■ YOUR TASK: In your copy, leave out the pictures and repeat the entries below exactly.

+++

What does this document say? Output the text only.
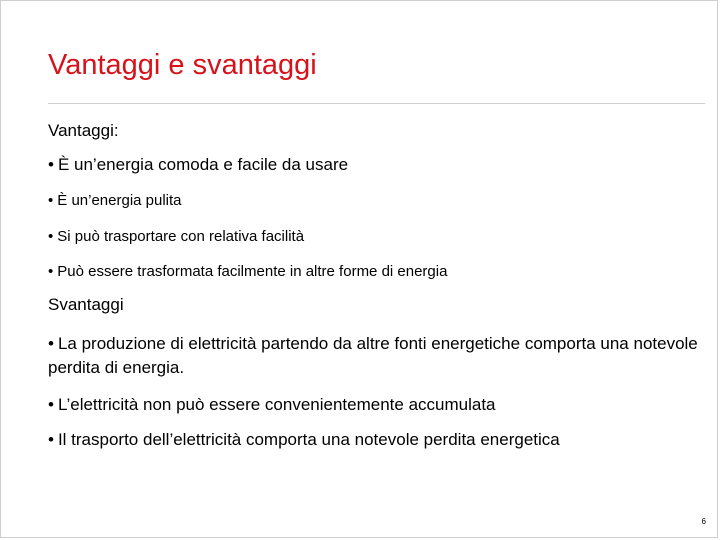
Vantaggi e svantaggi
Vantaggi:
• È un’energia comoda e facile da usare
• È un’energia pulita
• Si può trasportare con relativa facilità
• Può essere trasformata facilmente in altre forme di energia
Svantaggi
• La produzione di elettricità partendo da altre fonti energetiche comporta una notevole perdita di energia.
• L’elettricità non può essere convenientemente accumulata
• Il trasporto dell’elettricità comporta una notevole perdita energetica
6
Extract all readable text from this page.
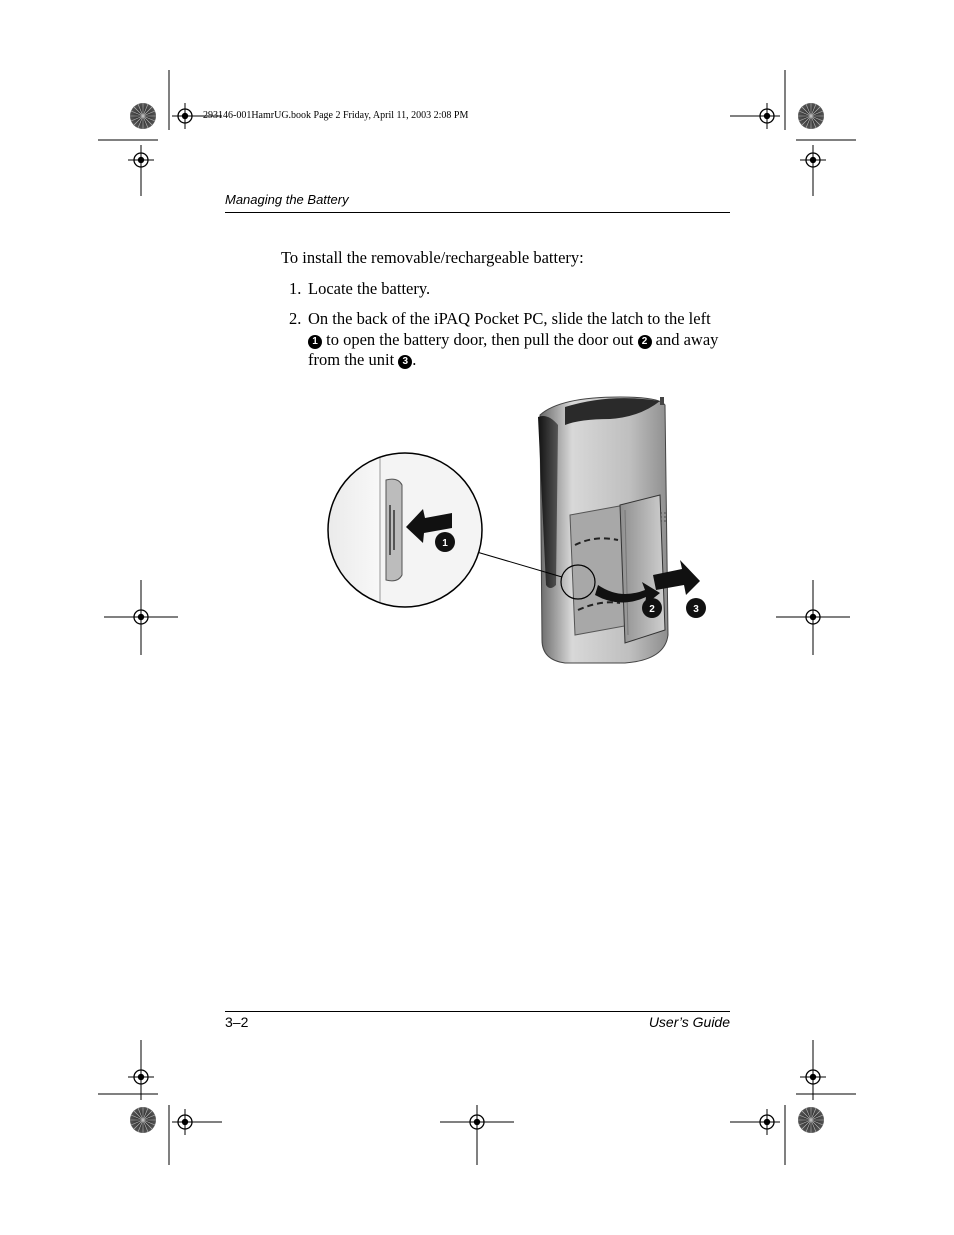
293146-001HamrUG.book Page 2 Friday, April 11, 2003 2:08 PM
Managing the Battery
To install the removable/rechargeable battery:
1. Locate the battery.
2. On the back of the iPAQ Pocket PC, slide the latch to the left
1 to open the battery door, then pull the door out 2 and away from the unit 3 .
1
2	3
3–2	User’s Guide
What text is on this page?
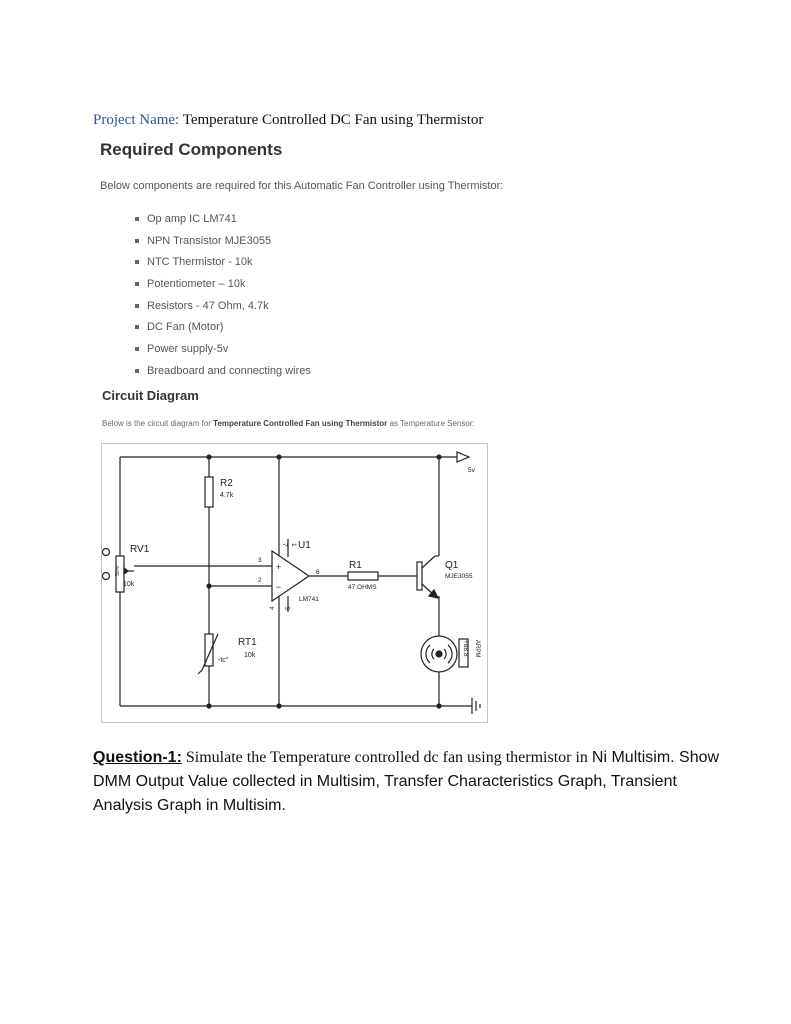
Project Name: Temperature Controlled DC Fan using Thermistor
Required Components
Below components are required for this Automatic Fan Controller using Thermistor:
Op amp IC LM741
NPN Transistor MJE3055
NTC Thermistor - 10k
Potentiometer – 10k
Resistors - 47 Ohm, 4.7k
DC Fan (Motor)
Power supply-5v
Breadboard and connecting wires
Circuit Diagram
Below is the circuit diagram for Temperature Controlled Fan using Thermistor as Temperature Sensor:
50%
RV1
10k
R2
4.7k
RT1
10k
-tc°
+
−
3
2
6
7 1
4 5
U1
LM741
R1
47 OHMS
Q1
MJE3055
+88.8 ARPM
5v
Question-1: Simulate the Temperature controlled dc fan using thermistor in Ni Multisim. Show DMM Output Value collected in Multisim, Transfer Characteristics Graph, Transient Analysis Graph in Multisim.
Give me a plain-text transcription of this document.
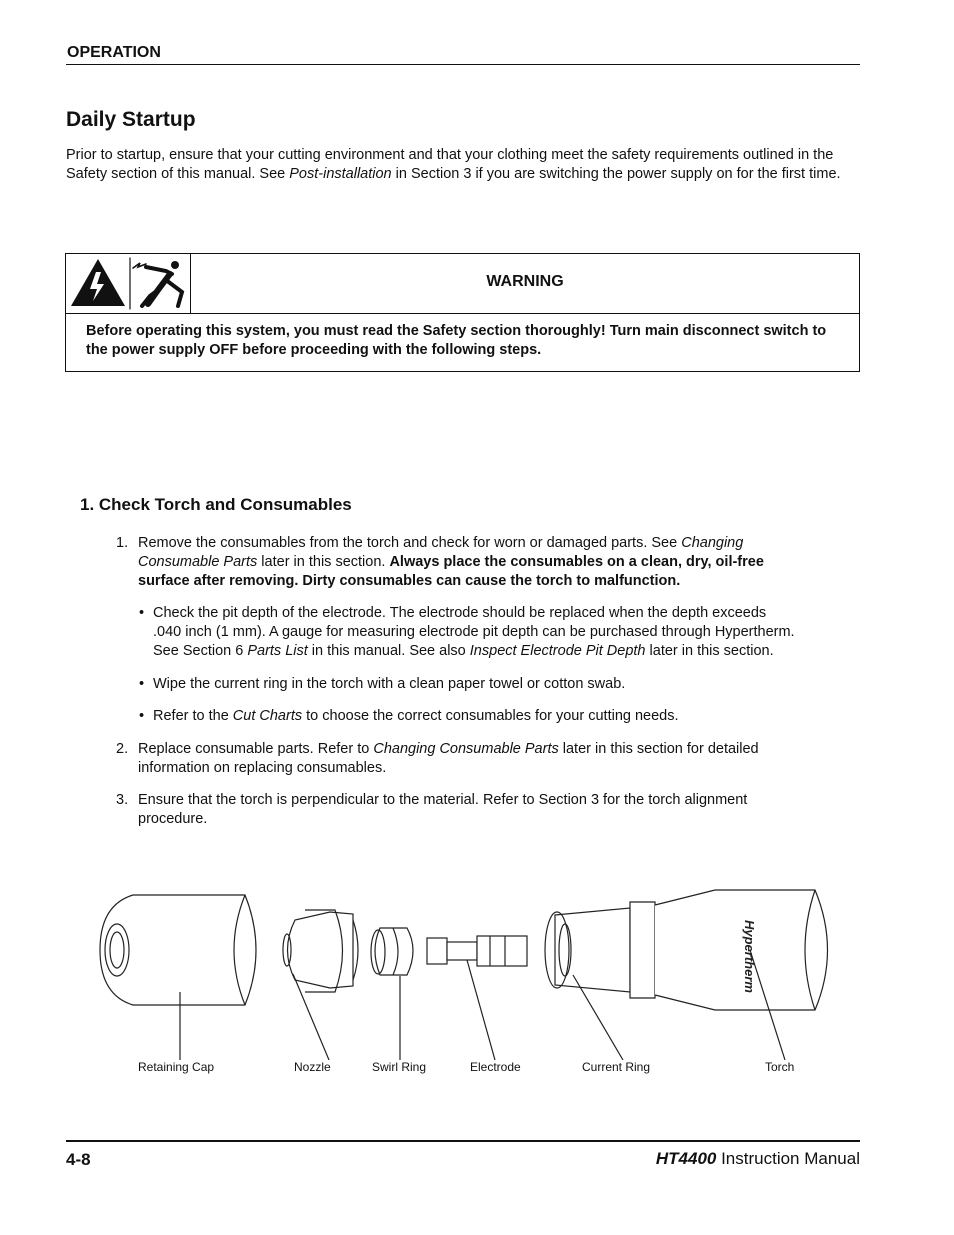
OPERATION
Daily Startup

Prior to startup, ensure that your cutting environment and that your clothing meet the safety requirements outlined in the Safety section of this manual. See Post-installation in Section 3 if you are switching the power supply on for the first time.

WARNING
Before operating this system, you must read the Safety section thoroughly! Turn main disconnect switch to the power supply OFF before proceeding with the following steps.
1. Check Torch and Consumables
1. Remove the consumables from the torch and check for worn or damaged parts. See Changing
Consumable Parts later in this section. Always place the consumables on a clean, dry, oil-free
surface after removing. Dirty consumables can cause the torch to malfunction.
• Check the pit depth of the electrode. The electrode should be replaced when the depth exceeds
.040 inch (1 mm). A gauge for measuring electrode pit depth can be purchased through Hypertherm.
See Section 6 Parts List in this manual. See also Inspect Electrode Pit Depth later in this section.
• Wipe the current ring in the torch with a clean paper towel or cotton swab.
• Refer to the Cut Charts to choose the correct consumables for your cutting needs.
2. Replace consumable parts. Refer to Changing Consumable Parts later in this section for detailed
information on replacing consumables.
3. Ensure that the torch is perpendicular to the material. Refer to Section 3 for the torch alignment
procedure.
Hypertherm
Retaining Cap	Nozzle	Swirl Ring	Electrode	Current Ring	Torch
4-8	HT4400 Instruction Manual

+++

■ WRITTEN RESPONSE:
What does this document say? Output the text only.
Vantaggi e svantaggi
Vantaggi:
• È un’energia comoda e facile da usare
• È un’energia pulita
• Si può trasportare con relativa facilità
• Può essere trasformata facilmente in altre forme di energia
Svantaggi
• La produzione di elettricità partendo da altre fonti energetiche comporta una notevole perdita di energia.
• L’elettricità non può essere convenientemente accumulata
• Il trasporto dell’elettricità comporta una notevole perdita energetica
6
Extract all readable text from this page.
293146-001HamrUG.book Page 2 Friday, April 11, 2003 2:08 PM
Managing the Battery
To install the removable/rechargeable battery:
1. Locate the battery.
2. On the back of the iPAQ Pocket PC, slide the latch to the left
1 to open the battery door, then pull the door out 2 and away from the unit 3 .
1
2	3
3–2	User’s Guide
What text is on this page?
Project Name: Temperature Controlled DC Fan using Thermistor
Required Components
Below components are required for this Automatic Fan Controller using Thermistor:
Op amp IC LM741
NPN Transistor MJE3055
NTC Thermistor - 10k
Potentiometer – 10k
Resistors - 47 Ohm, 4.7k
DC Fan (Motor)
Power supply-5v
Breadboard and connecting wires
Circuit Diagram
Below is the circuit diagram for Temperature Controlled Fan using Thermistor as Temperature Sensor:
50%
RV1
10k
R2
4.7k
RT1
10k
-tc°
+
−
3
2
6
7 1
4 5
U1
LM741
R1
47 OHMS
Q1
MJE3055
+88.8 ARPM
5v
Question-1: Simulate the Temperature controlled dc fan using thermistor in Ni Multisim. Show DMM Output Value collected in Multisim, Transfer Characteristics Graph, Transient Analysis Graph in Multisim.
Give me a plain-text transcription of this document.
OPERATION
Daily Startup

Prior to startup, ensure that your cutting environment and that your clothing meet the safety requirements outlined in the Safety section of this manual. See Post-installation in Section 3 if you are switching the power supply on for the first time.

WARNING
Before operating this system, you must read the Safety section thoroughly! Turn main disconnect switch to the power supply OFF before proceeding with the following steps.
1. Check Torch and Consumables
1. Remove the consumables from the torch and check for worn or damaged parts. See Changing
Consumable Parts later in this section. Always place the consumables on a clean, dry, oil-free
surface after removing. Dirty consumables can cause the torch to malfunction.
• Check the pit depth of the electrode. The electrode should be replaced when the depth exceeds
.040 inch (1 mm). A gauge for measuring electrode pit depth can be purchased through Hypertherm.
See Section 6 Parts List in this manual. See also Inspect Electrode Pit Depth later in this section.
• Wipe the current ring in the torch with a clean paper towel or cotton swab.
• Refer to the Cut Charts to choose the correct consumables for your cutting needs.
2. Replace consumable parts. Refer to Changing Consumable Parts later in this section for detailed
information on replacing consumables.
3. Ensure that the torch is perpendicular to the material. Refer to Section 3 for the torch alignment
procedure.
Hypertherm
Retaining Cap	Nozzle	Swirl Ring	Electrode	Current Ring	Torch
4-8	HT4400 Instruction Manual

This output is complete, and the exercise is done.